▶ _Instrução A_
Por favor, reproduza sem nenhuma alteração o trecho da listagem que começa na linha que contém "annotate this image: element" e termina na linha que contém "nav-label: 主页 (17, 82, 39, 98)", incluindo as duas.

•••

É o nome de Rotschild que aos olhos do mundo se incarna a idéia da riqueza. A lâmpada de Alam, de que cada um de nós tem na imaginação uma cópia, arranca-lhe de cada sílaba uma chispa de pedra preciosa. Ele é o dístico de um tesouro acumulado com avidez judaica através dos tempos e de que só desabam catadupas de ouro quando solicitadas pela volúpia do negócio. Ele é a glória da raça, a ventosa terrível sugando energias de hebreus e submissões de cristãos, e é o senhor do ouro que, como o mar, recebe de todas as nascentes, e de água turva com água límpida faz a mesma onda que estrondeia em espumaradas de prata.

Rotschild não é uma entidade, é um símbolo - o dinheiro. Ele faz tremer as nações, vê a seus pés os mais nobres governos e finca no mundo as suas garras formidáveis, enterrando-lhas até ao âmago, bem como o abutre enterra as suas na carne tenra de um cordeiro.

•••

▶ _Instrução B_
Liste os materiais preciosos mencionados no trecho sobre Rotschild.

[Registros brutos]
•••

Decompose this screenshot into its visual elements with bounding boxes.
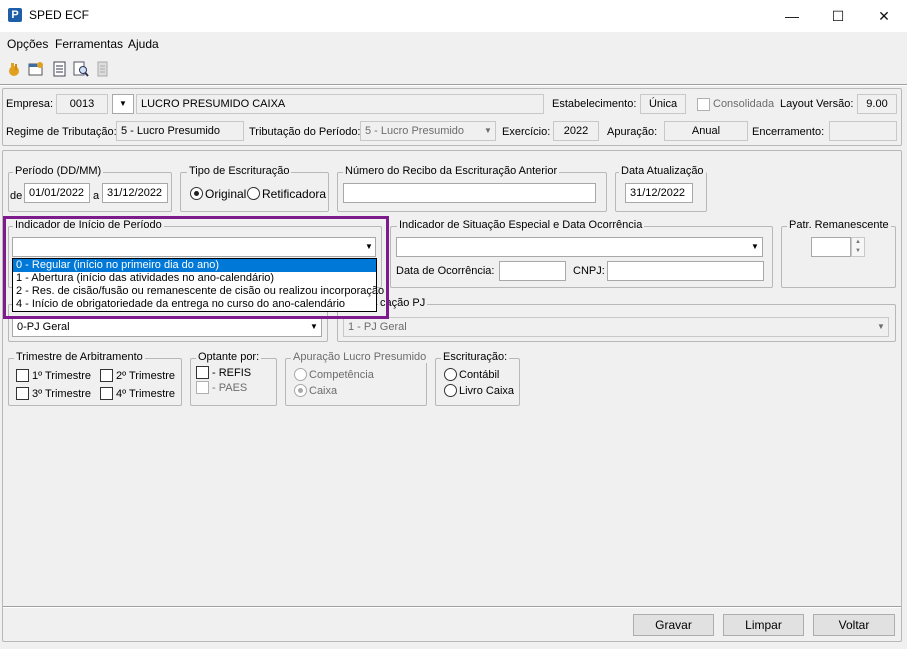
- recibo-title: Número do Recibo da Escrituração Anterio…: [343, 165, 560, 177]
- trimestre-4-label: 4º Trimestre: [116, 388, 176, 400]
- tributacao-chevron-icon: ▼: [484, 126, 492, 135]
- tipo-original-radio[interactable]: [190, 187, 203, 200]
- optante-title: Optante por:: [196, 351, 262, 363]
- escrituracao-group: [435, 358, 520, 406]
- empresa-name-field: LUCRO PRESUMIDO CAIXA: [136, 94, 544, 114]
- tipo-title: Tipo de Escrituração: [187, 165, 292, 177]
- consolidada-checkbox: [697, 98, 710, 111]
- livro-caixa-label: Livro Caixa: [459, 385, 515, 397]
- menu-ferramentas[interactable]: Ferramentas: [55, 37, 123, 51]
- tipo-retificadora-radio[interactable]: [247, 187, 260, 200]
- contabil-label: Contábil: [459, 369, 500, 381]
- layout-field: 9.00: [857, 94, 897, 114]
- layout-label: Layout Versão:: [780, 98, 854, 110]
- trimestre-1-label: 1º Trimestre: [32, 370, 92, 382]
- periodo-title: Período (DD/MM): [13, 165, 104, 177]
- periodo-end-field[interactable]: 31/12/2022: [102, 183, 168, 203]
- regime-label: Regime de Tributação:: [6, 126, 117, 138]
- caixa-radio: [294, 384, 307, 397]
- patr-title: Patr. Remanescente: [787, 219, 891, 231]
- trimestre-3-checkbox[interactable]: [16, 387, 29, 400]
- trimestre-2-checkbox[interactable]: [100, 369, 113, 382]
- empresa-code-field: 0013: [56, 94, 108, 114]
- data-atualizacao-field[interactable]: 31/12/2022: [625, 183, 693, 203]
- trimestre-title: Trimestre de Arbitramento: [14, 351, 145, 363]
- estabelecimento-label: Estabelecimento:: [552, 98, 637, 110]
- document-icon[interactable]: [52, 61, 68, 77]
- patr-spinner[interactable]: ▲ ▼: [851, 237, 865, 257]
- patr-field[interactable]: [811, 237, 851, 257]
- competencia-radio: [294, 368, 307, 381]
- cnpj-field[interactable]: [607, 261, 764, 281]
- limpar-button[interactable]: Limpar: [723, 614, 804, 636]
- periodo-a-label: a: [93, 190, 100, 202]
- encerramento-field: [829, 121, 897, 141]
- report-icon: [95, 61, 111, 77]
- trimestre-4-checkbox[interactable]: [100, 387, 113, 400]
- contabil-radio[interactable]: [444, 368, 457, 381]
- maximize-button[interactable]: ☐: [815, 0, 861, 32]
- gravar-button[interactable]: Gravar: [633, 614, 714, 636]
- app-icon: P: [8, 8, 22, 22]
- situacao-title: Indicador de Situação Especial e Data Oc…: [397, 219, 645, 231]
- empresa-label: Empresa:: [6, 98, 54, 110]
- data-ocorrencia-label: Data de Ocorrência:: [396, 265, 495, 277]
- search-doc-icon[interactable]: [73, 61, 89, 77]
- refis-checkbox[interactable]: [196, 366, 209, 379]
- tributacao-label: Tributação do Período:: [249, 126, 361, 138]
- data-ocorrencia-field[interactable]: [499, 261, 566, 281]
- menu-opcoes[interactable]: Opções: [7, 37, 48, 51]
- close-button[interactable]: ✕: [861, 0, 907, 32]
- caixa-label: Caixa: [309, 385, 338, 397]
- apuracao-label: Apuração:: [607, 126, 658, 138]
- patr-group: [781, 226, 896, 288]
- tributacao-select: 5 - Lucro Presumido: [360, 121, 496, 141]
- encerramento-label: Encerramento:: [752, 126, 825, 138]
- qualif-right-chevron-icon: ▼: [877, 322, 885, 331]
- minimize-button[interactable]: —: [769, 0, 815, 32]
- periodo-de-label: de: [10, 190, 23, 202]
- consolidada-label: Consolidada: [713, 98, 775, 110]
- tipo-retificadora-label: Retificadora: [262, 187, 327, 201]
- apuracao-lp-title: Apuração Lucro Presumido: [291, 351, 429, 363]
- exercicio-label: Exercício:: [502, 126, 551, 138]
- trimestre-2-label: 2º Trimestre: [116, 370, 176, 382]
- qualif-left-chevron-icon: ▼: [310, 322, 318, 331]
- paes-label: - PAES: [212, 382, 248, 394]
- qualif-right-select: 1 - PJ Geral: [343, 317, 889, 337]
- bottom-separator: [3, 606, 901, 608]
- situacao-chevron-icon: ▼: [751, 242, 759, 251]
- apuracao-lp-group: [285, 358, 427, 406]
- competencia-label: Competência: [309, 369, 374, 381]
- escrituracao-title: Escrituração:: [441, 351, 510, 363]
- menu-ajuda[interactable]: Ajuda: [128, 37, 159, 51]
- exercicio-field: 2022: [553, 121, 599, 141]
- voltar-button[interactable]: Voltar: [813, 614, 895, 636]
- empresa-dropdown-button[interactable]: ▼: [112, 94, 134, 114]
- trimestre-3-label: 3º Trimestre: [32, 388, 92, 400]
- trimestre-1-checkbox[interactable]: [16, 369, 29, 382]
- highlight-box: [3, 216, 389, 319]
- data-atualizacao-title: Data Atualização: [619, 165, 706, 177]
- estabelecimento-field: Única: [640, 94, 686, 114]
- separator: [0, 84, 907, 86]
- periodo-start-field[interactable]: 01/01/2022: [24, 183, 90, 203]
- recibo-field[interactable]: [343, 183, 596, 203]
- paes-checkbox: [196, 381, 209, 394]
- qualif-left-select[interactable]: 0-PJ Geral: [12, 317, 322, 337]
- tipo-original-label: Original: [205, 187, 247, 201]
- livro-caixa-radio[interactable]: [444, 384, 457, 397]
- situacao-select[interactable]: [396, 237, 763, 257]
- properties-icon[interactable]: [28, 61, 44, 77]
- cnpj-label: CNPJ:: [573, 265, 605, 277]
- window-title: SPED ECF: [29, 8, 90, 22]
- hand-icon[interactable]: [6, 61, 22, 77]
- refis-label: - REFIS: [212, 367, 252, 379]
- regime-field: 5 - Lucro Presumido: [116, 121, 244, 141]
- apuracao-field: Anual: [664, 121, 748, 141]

•••

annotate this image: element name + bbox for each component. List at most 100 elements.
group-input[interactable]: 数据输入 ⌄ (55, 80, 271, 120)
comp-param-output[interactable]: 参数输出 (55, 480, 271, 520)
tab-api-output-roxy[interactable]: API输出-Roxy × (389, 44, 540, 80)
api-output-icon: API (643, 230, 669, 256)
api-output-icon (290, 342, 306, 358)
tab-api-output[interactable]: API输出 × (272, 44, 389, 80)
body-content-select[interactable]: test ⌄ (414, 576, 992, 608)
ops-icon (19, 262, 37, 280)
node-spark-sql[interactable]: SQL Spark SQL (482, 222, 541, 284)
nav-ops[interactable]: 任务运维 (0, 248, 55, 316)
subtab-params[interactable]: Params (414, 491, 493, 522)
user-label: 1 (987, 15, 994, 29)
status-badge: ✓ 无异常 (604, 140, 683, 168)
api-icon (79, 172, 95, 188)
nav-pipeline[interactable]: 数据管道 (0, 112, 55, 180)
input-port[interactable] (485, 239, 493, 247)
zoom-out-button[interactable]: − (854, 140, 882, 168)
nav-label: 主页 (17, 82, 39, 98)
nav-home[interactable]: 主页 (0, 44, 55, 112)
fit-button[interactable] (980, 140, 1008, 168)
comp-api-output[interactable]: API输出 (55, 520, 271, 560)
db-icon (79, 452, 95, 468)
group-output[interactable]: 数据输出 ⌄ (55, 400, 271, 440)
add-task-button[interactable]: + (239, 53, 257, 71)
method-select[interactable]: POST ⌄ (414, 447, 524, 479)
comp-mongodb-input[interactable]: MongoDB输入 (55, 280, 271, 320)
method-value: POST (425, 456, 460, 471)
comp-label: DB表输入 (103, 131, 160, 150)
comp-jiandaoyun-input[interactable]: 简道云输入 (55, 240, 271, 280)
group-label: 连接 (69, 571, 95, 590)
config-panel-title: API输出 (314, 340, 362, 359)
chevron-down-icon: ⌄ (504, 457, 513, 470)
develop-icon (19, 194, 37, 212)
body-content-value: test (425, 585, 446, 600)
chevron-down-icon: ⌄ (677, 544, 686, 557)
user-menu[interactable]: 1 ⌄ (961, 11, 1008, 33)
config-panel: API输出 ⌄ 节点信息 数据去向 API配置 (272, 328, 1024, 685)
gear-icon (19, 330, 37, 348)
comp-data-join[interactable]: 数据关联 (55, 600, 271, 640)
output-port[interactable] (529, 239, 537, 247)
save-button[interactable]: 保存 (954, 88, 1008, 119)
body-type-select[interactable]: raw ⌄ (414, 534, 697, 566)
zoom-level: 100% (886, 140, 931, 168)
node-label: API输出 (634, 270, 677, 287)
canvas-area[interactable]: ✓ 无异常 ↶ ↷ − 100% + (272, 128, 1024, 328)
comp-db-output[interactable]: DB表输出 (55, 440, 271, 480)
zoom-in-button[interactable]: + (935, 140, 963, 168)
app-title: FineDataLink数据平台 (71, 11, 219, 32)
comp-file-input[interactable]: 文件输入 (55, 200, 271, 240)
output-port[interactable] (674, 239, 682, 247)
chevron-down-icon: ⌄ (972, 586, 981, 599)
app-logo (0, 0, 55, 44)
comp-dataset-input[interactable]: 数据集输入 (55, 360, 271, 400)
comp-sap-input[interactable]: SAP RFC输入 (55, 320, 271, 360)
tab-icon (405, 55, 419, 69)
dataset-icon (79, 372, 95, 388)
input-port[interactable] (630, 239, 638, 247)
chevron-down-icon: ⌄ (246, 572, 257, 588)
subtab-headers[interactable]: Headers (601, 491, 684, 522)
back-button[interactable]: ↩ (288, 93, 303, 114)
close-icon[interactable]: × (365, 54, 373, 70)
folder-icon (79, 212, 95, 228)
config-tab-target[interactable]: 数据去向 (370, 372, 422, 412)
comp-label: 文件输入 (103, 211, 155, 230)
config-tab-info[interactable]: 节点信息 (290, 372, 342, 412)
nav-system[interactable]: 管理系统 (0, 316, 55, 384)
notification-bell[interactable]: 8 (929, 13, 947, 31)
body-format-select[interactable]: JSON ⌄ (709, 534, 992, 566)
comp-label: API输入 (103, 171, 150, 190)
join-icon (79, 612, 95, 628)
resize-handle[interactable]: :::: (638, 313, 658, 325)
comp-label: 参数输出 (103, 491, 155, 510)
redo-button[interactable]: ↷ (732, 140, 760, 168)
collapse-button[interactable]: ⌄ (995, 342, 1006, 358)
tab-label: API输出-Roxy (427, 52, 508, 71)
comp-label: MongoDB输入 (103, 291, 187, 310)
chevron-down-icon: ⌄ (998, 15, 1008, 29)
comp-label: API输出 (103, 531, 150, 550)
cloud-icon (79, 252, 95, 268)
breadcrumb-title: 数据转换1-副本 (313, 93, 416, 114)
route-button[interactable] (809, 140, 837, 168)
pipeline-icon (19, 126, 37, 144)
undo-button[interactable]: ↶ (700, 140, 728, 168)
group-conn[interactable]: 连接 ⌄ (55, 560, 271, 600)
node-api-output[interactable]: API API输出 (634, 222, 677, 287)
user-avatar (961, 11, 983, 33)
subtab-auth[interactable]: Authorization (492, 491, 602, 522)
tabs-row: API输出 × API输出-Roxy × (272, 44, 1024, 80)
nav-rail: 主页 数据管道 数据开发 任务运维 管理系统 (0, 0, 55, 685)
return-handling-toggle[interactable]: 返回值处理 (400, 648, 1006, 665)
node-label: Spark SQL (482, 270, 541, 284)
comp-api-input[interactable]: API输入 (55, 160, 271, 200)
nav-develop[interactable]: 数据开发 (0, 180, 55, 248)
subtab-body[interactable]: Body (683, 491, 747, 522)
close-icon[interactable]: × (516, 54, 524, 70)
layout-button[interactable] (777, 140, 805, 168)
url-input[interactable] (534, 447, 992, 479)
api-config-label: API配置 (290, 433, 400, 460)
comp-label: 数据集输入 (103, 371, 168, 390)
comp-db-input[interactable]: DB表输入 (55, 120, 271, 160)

•••

▶ _Resposta A_
annotate this image: element name + bbox for each component. List at most 100 elements.
group-input[interactable]: 数据输入 ⌄ (55, 80, 271, 120)
comp-param-output[interactable]: 参数输出 (55, 480, 271, 520)
tab-api-output-roxy[interactable]: API输出-Roxy × (389, 44, 540, 80)
api-output-icon: API (643, 230, 669, 256)
api-output-icon (290, 342, 306, 358)
tab-api-output[interactable]: API输出 × (272, 44, 389, 80)
body-content-select[interactable]: test ⌄ (414, 576, 992, 608)
ops-icon (19, 262, 37, 280)
node-spark-sql[interactable]: SQL Spark SQL (482, 222, 541, 284)
nav-ops[interactable]: 任务运维 (0, 248, 55, 316)
subtab-params[interactable]: Params (414, 491, 493, 522)
user-label: 1 (987, 15, 994, 29)
status-badge: ✓ 无异常 (604, 140, 683, 168)
api-icon (79, 172, 95, 188)
nav-pipeline[interactable]: 数据管道 (0, 112, 55, 180)
input-port[interactable] (485, 239, 493, 247)
zoom-out-button[interactable]: − (854, 140, 882, 168)
nav-label: 主页 (17, 82, 39, 98)

▶ _Resposta B_
pedra preciosa, ouro, prata